Activity: List every long-term toxicity that the trial description below names as an example.

Exercise passage:
Retroperitoneal Lymph Node Dissection in Treating Patients with Testicular Seminoma with Lymphadenopathy or Stage I Testicular Seminoma

Status: Active

Description

This phase II trial studies how well retroperitoneal lymph node dissection (RPLND) works in treating patients with testicular seminoma with enlarged lymph node or stage I testicular seminoma. The retroperitoneum is the space in the body behind the intestines that is typically the first place that seminoma spreads. RPLND is a surgery that removes lymph nodes in this area to treat testicular seminoma and may experience fewer long-term toxicities, such as a second cancer, cardiovascular disease, metabolic syndrome (pre-diabetes), or lung disease.

Eligibility Criteria

Inclusion Criteria

  • Pure seminoma after orchiectomy presenting with isolated retroperitoneal lymphadenopathy OR stage I pure seminoma with isolated retroperitoneal relapse; relapse should be within 3 years
  • Lymphadenopathy in the retroperitoneum: at least one lymph node 1-3 cm in greatest dimension, no lymph node > 3 cm in greatest dimension, no more than 2 lymph nodes 1-3 cm in greatest dimension * Axial imaging of lymphadenopathy within 6 weeks of the date of RPLND * Retroperitoneal lymphadenopathy must be within the RPLND template
  • If there is borderline lymphadenopathy, defined as the largest retroperitoneal lymph node measuring 0.90 - 0.99 cm in the greatest dimension, an abdominal computed tomography (CT) scan should be repeated (recommend interval of 6 - 8 weeks); the same lymph node must demonstrate growth to >= 1.0 cm in the greatest dimension
  • Biopsy is not required, though if biopsy of the retroperitoneal node(s) was obtained, pathology must be consistent with pure seminoma
  • Chest imaging (x-ray, CT or magnetic resonance imaging [MRI]) negative for metastasis no more than 6 weeks prior to the date of RPLND
  • Primary tumor excised by radical inguinal orchiectomy and pathology consistent with pure seminoma with negative surgical margins
  • Normal beta-human chorionic gonadotropin (HCG) (per the local laboratory assay) within 14 days of RPLND
  • Serum alpha-fetoprotein (AFP) not greater than 1.5 times the upper limit of the local laboratory assay within 14 days of RPLND
  • Serum lactate dehydrogenase (LDH) not greater than 1.5 times the upper limit of the local laboratory assay within 14 days of RPLND
  • Eastern Cooperative Oncology Group (ECOG) performance status =< 1
  • Ability to understand and the willingness to sign a written informed consent
  • Serum coagulation studies (international normalized ratio [INR]/partial thromboplastin time [PTT]) and platelet counts suitable for surgery per surgeon discretion

Exclusion Criteria

  • Second primary malignancy
  • History of receiving chemotherapy or radiotherapy
  • Patients receiving any other investigational agent (s)

Stored dataset items:
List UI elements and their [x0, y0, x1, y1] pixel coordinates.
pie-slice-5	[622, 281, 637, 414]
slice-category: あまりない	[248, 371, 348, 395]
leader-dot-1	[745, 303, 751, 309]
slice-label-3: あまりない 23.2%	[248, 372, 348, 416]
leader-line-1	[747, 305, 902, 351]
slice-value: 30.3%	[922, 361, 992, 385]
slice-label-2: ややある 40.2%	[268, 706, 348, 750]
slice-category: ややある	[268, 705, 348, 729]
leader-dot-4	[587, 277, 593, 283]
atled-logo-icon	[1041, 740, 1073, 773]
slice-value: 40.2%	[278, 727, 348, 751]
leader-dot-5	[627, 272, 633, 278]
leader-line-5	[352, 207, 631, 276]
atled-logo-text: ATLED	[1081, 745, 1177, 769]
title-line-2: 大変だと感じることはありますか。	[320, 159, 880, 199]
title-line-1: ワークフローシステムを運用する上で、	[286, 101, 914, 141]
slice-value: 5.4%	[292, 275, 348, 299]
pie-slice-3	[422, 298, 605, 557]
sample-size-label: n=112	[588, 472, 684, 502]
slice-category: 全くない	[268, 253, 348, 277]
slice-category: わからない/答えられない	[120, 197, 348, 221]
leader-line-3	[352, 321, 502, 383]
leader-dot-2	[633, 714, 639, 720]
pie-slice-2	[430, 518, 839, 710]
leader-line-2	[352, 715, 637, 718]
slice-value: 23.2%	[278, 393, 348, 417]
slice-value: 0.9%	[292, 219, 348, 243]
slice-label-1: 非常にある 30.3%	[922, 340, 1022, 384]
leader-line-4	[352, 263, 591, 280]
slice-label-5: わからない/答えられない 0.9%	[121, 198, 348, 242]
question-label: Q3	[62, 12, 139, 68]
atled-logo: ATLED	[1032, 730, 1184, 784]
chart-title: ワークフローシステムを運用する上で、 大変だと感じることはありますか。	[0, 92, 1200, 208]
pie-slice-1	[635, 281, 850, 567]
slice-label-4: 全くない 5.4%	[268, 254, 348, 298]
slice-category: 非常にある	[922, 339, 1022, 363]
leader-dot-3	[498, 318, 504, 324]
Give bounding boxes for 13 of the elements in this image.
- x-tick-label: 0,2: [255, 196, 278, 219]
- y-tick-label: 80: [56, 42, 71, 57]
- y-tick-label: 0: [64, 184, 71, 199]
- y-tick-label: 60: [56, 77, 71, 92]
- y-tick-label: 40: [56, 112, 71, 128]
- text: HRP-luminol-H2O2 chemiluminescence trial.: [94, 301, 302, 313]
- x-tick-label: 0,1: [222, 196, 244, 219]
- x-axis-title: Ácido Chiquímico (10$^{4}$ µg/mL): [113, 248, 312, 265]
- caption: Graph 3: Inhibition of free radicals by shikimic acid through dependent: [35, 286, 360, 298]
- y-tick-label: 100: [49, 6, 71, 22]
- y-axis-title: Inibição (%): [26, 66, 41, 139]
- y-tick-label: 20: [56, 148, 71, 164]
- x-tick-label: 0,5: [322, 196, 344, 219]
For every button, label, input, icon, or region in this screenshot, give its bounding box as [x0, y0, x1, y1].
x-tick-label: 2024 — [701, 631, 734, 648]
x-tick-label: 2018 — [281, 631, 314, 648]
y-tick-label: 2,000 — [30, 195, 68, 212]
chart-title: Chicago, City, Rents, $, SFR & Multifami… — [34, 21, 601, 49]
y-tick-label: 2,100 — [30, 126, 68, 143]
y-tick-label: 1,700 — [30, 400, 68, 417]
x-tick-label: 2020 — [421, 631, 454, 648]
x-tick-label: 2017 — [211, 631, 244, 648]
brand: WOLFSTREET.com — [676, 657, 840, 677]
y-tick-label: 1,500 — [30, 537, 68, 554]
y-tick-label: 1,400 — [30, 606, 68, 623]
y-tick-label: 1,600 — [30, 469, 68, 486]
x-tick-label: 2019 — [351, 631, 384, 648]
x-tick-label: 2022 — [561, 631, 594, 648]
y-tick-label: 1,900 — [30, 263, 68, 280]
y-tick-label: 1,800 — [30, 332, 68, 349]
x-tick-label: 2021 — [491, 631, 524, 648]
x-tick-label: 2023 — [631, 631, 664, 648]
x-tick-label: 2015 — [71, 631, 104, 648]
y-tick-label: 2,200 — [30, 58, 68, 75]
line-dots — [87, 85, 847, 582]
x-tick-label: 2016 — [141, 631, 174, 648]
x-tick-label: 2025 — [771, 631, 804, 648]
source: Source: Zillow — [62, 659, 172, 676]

Exercise output:
- Second cancer
- Cardiovascular disease
- Metabolic syndrome (pre-diabetes)
- Lung disease